### What this task involves
Restate the data below word for word. Skip any images it contains.

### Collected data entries

──────────

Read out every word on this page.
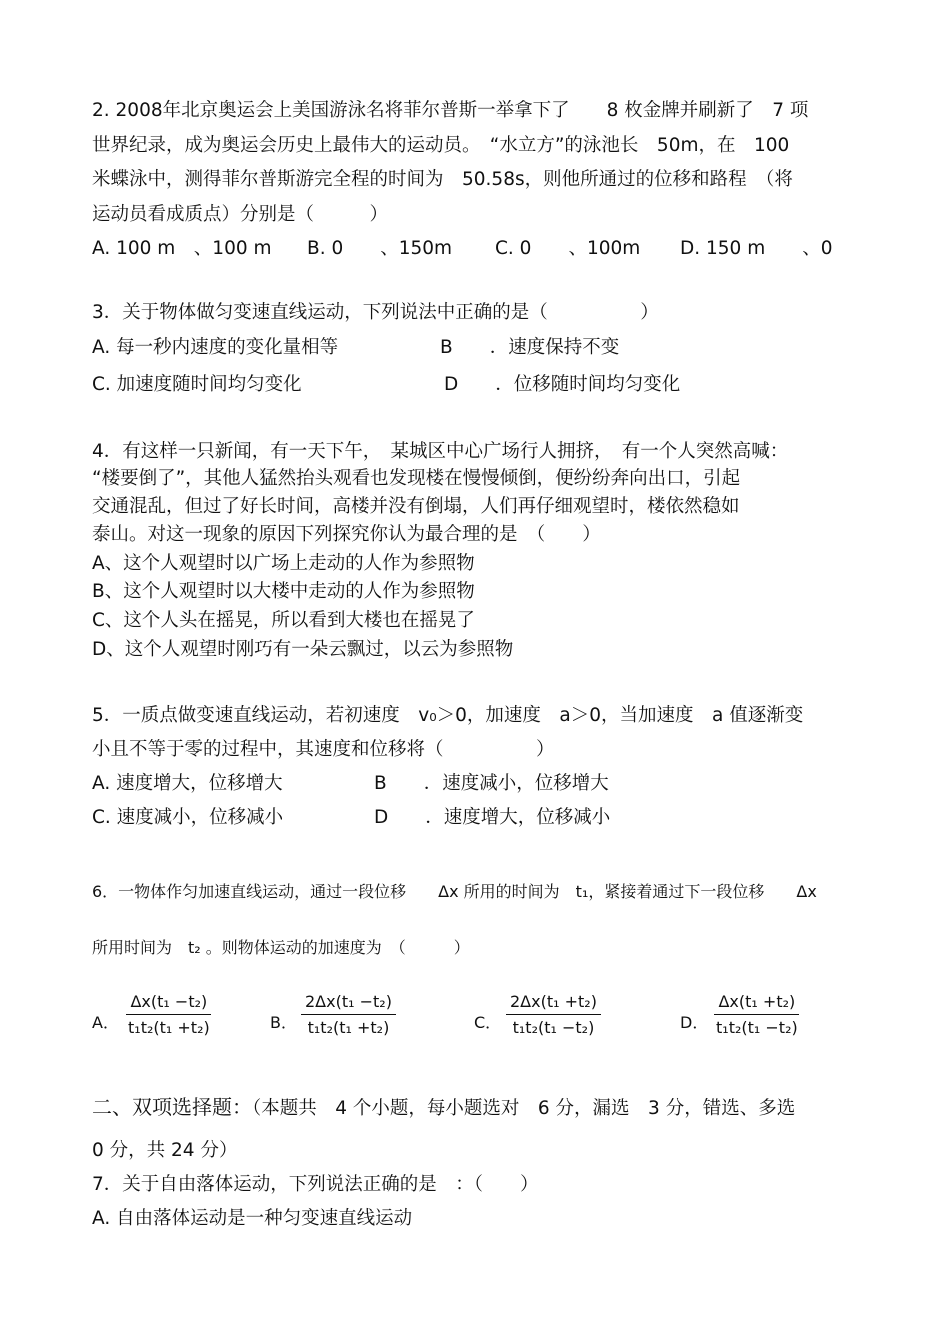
2. 2008年北京奥运会上美国游泳名将菲尔普斯一举拿下了　　8 枚金牌并刷新了　7 项
世界纪录，成为奥运会历史上最伟大的运动员。　“水立方”的泳池长　50m，在　100
米蝶泳中，测得菲尔普斯游完全程的时间为　50.58s，则他所通过的位移和路程　（将
运动员看成质点）分别是（　　　）
A. 100 m　、100 m B. 0　　、150m C. 0　　、100m D. 150 m　　、0
3．关于物体做匀变速直线运动，下列说法中正确的是（　　　　　）
A. 每一秒内速度的变化量相等	B　　．速度保持不变
C. 加速度随时间均匀变化	D　　．位移随时间均匀变化
4．有这样一只新闻，有一天下午，　某城区中心广场行人拥挤，　有一个人突然高喊：
“楼要倒了”，其他人猛然抬头观看也发现楼在慢慢倾倒，便纷纷奔向出口，引起
交通混乱，但过了好长时间，高楼并没有倒塌，人们再仔细观望时，楼依然稳如
泰山。对这一现象的原因下列探究你认为最合理的是　（　　）
A、这个人观望时以广场上走动的人作为参照物
B、这个人观望时以大楼中走动的人作为参照物
C、这个人头在摇晃，所以看到大楼也在摇晃了
D、这个人观望时刚巧有一朵云飘过，以云为参照物
5．一质点做变速直线运动，若初速度　v₀＞0，加速度　a＞0，当加速度　a 值逐渐变
小且不等于零的过程中，其速度和位移将（　　　　　）
A. 速度增大，位移增大	B　　．速度减小，位移增大
C. 速度减小，位移减小	D　　．速度增大，位移减小
6．一物体作匀加速直线运动，通过一段位移　　Δx 所用的时间为　t₁，紧接着通过下一段位移　　Δx
所用时间为　t₂ 。则物体运动的加速度为　（　　　）
A． $\frac{\text{Δx(t₁ −t₂)}}{\text{t₁t₂(t₁ +t₂)}}$	B． $\frac{\text{2Δx(t₁ −t₂)}}{\text{t₁t₂(t₁ +t₂)}}$	C． $\frac{\text{2Δx(t₁ +t₂)}}{\text{t₁t₂(t₁ −t₂)}}$	D． $\frac{\text{Δx(t₁ +t₂)}}{\text{t₁t₂(t₁ −t₂)}}$
二、双项选择题：（本题共　4 个小题，每小题选对　6 分，漏选　3 分，错选、多选
0 分，共 24 分）
7．关于自由落体运动，下列说法正确的是　：（　　）
A. 自由落体运动是一种匀变速直线运动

──────────

### Answer for the task
Read out every word on this page.
2. 2008年北京奥运会上美国游泳名将菲尔普斯一举拿下了　　8 枚金牌并刷新了　7 项
世界纪录，成为奥运会历史上最伟大的运动员。　“水立方”的泳池长　50m，在　100
米蝶泳中，测得菲尔普斯游完全程的时间为　50.58s，则他所通过的位移和路程　（将
运动员看成质点）分别是（　　　）
A. 100 m　、100 m B. 0　　、150m C. 0　　、100m D. 150 m　　、0
3．关于物体做匀变速直线运动，下列说法中正确的是（　　　　　）
A. 每一秒内速度的变化量相等	B　　．速度保持不变
C. 加速度随时间均匀变化	D　　．位移随时间均匀变化
4．有这样一只新闻，有一天下午，　某城区中心广场行人拥挤，　有一个人突然高喊：
“楼要倒了”，其他人猛然抬头观看也发现楼在慢慢倾倒，便纷纷奔向出口，引起
交通混乱，但过了好长时间，高楼并没有倒塌，人们再仔细观望时，楼依然稳如
泰山。对这一现象的原因下列探究你认为最合理的是　（　　）
A、这个人观望时以广场上走动的人作为参照物
B、这个人观望时以大楼中走动的人作为参照物
C、这个人头在摇晃，所以看到大楼也在摇晃了
D、这个人观望时刚巧有一朵云飘过，以云为参照物
5．一质点做变速直线运动，若初速度　v₀＞0，加速度　a＞0，当加速度　a 值逐渐变
小且不等于零的过程中，其速度和位移将（　　　　　）
A. 速度增大，位移增大	B　　．速度减小，位移增大
C. 速度减小，位移减小	D　　．速度增大，位移减小
6．一物体作匀加速直线运动，通过一段位移　　Δx 所用的时间为　t₁，紧接着通过下一段位移　　Δx
所用时间为　t₂ 。则物体运动的加速度为　（　　　）
A． $\frac{\text{Δx(t₁ −t₂)}}{\text{t₁t₂(t₁ +t₂)}}$	B． $\frac{\text{2Δx(t₁ −t₂)}}{\text{t₁t₂(t₁ +t₂)}}$	C． $\frac{\text{2Δx(t₁ +t₂)}}{\text{t₁t₂(t₁ −t₂)}}$	D． $\frac{\text{Δx(t₁ +t₂)}}{\text{t₁t₂(t₁ −t₂)}}$
二、双项选择题：（本题共　4 个小题，每小题选对　6 分，漏选　3 分，错选、多选
0 分，共 24 分）
7．关于自由落体运动，下列说法正确的是　：（　　）
A. 自由落体运动是一种匀变速直线运动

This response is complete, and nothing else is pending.